## Given instruction
Repeat the full listing, word for word.

## Excerpted records
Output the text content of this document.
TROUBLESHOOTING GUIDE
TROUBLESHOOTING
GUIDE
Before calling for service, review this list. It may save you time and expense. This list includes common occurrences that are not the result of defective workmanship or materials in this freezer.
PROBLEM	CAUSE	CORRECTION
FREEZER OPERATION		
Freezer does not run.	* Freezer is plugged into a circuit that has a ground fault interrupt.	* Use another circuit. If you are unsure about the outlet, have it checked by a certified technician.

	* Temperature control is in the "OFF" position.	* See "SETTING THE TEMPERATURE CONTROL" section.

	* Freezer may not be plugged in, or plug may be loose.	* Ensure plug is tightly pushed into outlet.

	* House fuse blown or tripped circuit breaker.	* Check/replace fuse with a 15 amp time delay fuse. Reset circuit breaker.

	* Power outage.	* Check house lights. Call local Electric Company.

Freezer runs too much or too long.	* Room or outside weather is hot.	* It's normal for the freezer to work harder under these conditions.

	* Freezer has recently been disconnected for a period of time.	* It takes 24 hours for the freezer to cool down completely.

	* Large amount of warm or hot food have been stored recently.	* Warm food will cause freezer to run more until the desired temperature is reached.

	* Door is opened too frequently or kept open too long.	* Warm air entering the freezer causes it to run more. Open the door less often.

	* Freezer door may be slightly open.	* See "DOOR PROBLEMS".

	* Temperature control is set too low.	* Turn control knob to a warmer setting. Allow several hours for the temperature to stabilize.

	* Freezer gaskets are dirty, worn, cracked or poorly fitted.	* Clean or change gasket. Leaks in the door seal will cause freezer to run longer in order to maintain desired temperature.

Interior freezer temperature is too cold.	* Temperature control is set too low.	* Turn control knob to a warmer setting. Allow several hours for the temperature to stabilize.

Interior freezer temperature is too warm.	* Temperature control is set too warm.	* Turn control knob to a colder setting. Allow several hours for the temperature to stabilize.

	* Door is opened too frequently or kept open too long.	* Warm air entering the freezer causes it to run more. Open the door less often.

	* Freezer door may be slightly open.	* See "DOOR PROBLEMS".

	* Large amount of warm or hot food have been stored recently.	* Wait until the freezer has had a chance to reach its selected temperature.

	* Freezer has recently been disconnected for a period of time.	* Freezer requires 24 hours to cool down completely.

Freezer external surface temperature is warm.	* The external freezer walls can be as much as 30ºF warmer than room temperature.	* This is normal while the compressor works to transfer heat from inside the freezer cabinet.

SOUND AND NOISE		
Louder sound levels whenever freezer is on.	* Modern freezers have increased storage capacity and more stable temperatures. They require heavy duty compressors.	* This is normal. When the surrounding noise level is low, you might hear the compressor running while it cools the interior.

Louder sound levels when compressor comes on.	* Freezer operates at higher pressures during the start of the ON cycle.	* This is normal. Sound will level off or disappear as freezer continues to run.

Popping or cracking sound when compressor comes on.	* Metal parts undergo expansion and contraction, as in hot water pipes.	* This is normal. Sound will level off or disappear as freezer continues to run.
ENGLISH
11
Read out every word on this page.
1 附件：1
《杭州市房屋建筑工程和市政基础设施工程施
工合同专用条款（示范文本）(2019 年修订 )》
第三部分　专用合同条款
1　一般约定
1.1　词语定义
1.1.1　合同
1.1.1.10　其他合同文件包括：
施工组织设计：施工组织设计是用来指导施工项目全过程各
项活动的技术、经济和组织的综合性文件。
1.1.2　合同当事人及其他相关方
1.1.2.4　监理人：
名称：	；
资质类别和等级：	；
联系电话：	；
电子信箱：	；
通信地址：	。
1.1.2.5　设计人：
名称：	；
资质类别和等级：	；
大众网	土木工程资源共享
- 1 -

## Task response
Output the text content of this document.
TROUBLESHOOTING GUIDE
TROUBLESHOOTING
GUIDE
Before calling for service, review this list. It may save you time and expense. This list includes common occurrences that are not the result of defective workmanship or materials in this freezer.
PROBLEM	CAUSE	CORRECTION
FREEZER OPERATION		
Freezer does not run.	* Freezer is plugged into a circuit that has a ground fault interrupt.	* Use another circuit. If you are unsure about the outlet, have it checked by a certified technician.

	* Temperature control is in the "OFF" position.	* See "SETTING THE TEMPERATURE CONTROL" section.

	* Freezer may not be plugged in, or plug may be loose.	* Ensure plug is tightly pushed into outlet.

	* House fuse blown or tripped circuit breaker.	* Check/replace fuse with a 15 amp time delay fuse. Reset circuit breaker.

	* Power outage.	* Check house lights. Call local Electric Company.

Freezer runs too much or too long.	* Room or outside weather is hot.	* It's normal for the freezer to work harder under these conditions.

	* Freezer has recently been disconnected for a period of time.	* It takes 24 hours for the freezer to cool down completely.

	* Large amount of warm or hot food have been stored recently.	* Warm food will cause freezer to run more until the desired temperature is reached.

	* Door is opened too frequently or kept open too long.	* Warm air entering the freezer causes it to run more. Open the door less often.

	* Freezer door may be slightly open.	* See "DOOR PROBLEMS".

	* Temperature control is set too low.	* Turn control knob to a warmer setting. Allow several hours for the temperature to stabilize.

	* Freezer gaskets are dirty, worn, cracked or poorly fitted.	* Clean or change gasket. Leaks in the door seal will cause freezer to run longer in order to maintain desired temperature.

Interior freezer temperature is too cold.	* Temperature control is set too low.	* Turn control knob to a warmer setting. Allow several hours for the temperature to stabilize.

Interior freezer temperature is too warm.	* Temperature control is set too warm.	* Turn control knob to a colder setting. Allow several hours for the temperature to stabilize.

	* Door is opened too frequently or kept open too long.	* Warm air entering the freezer causes it to run more. Open the door less often.

	* Freezer door may be slightly open.	* See "DOOR PROBLEMS".

	* Large amount of warm or hot food have been stored recently.	* Wait until the freezer has had a chance to reach its selected temperature.

	* Freezer has recently been disconnected for a period of time.	* Freezer requires 24 hours to cool down completely.

Freezer external surface temperature is warm.	* The external freezer walls can be as much as 30ºF warmer than room temperature.	* This is normal while the compressor works to transfer heat from inside the freezer cabinet.

SOUND AND NOISE		
Louder sound levels whenever freezer is on.	* Modern freezers have increased storage capacity and more stable temperatures. They require heavy duty compressors.	* This is normal. When the surrounding noise level is low, you might hear the compressor running while it cools the interior.

Louder sound levels when compressor comes on.	* Freezer operates at higher pressures during the start of the ON cycle.	* This is normal. Sound will level off or disappear as freezer continues to run.

Popping or cracking sound when compressor comes on.	* Metal parts undergo expansion and contraction, as in hot water pipes.	* This is normal. Sound will level off or disappear as freezer continues to run.
ENGLISH
11
Read out every word on this page.
1 附件：1
《杭州市房屋建筑工程和市政基础设施工程施
工合同专用条款（示范文本）(2019 年修订 )》
第三部分　专用合同条款
1　一般约定
1.1　词语定义
1.1.1　合同
1.1.1.10　其他合同文件包括：
施工组织设计：施工组织设计是用来指导施工项目全过程各
项活动的技术、经济和组织的综合性文件。
1.1.2　合同当事人及其他相关方
1.1.2.4　监理人：
名称：	；
资质类别和等级：	；
联系电话：	；
电子信箱：	；
通信地址：	。
1.1.2.5　设计人：
名称：	；
资质类别和等级：	；
大众网	土木工程资源共享
- 1 -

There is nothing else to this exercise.